[START Provided entries]
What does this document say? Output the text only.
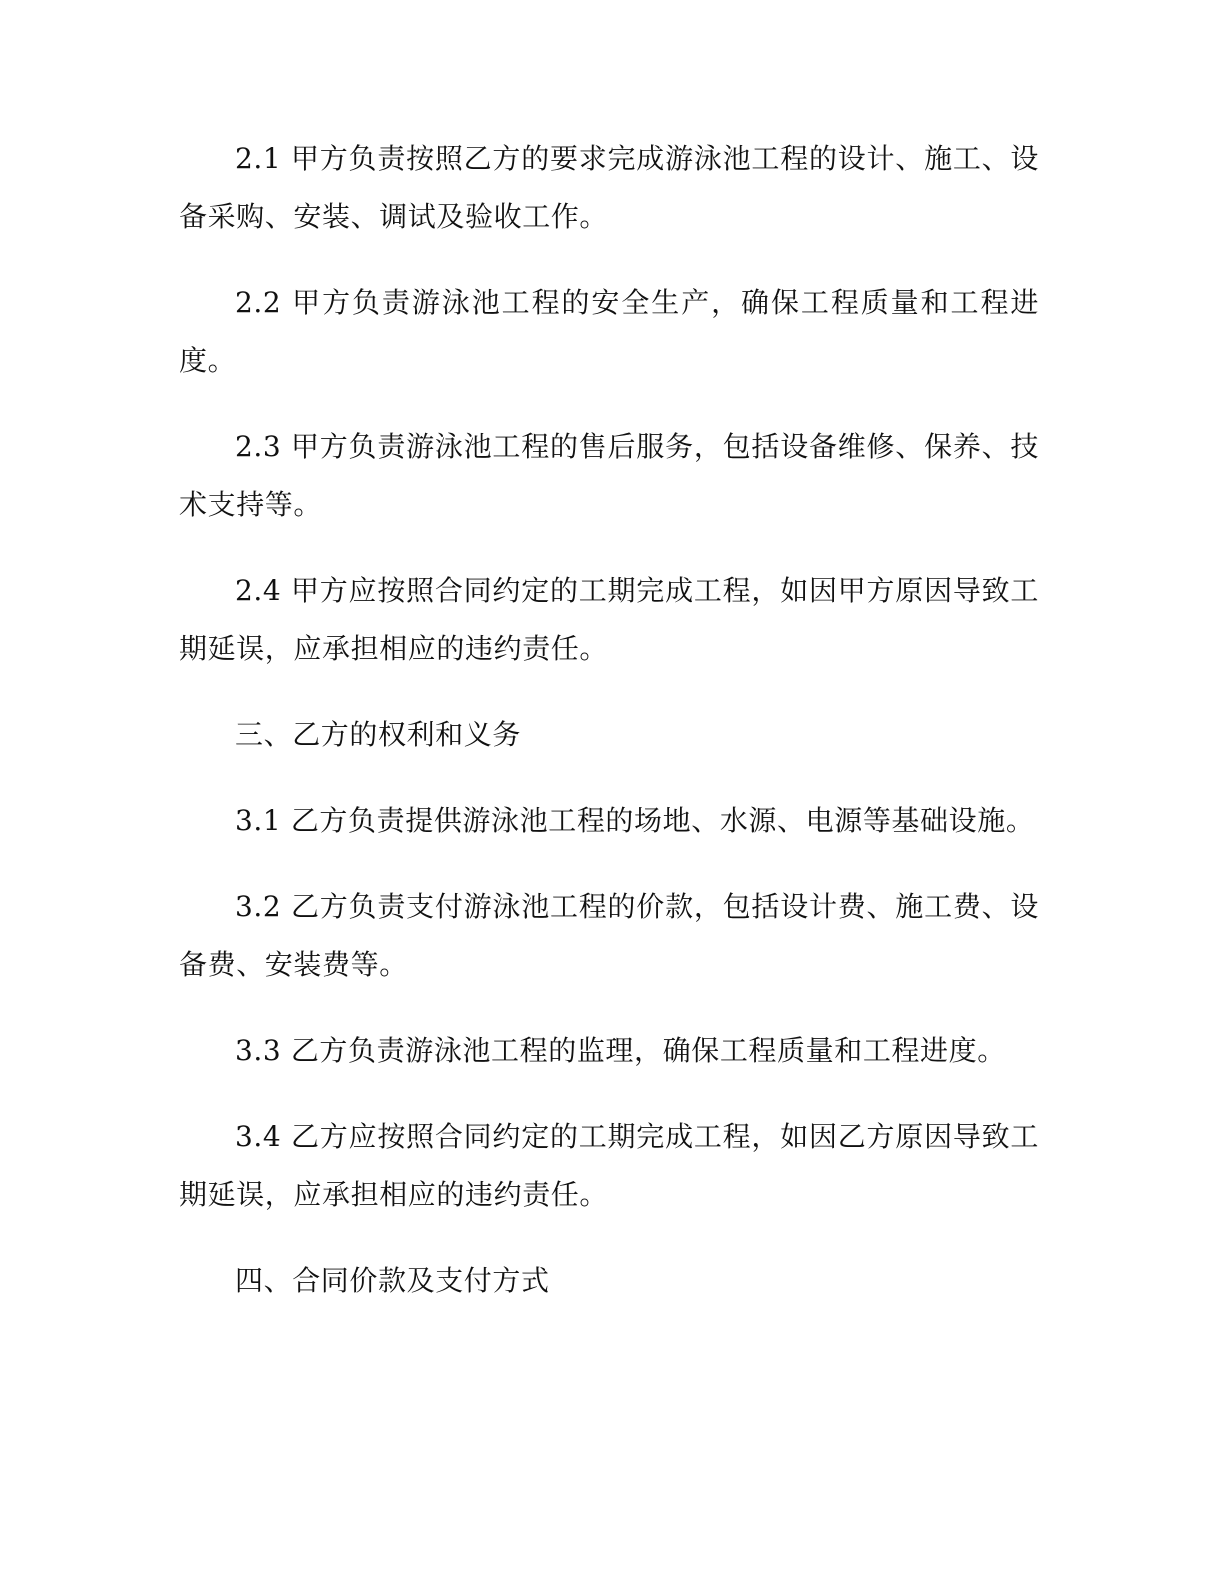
2.1 甲方负责按照乙方的要求完成游泳池工程的设计、施工、设备采购、安装、调试及验收工作。

2.2 甲方负责游泳池工程的安全生产，确保工程质量和工程进度。

2.3 甲方负责游泳池工程的售后服务，包括设备维修、保养、技术支持等。

2.4 甲方应按照合同约定的工期完成工程，如因甲方原因导致工期延误，应承担相应的违约责任。

三、乙方的权利和义务

3.1 乙方负责提供游泳池工程的场地、水源、电源等基础设施。

3.2 乙方负责支付游泳池工程的价款，包括设计费、施工费、设备费、安装费等。

3.3 乙方负责游泳池工程的监理，确保工程质量和工程进度。

3.4 乙方应按照合同约定的工期完成工程，如因乙方原因导致工期延误，应承担相应的违约责任。

四、合同价款及支付方式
[END Provided entries]
Lines of the material that contain the word "确保工程质量和工程进度" are to be gathered.

* Answer in full:
2.2 甲方负责游泳池工程的安全生产，确保工程质量和工程进度。
3.3 乙方负责游泳池工程的监理，确保工程质量和工程进度。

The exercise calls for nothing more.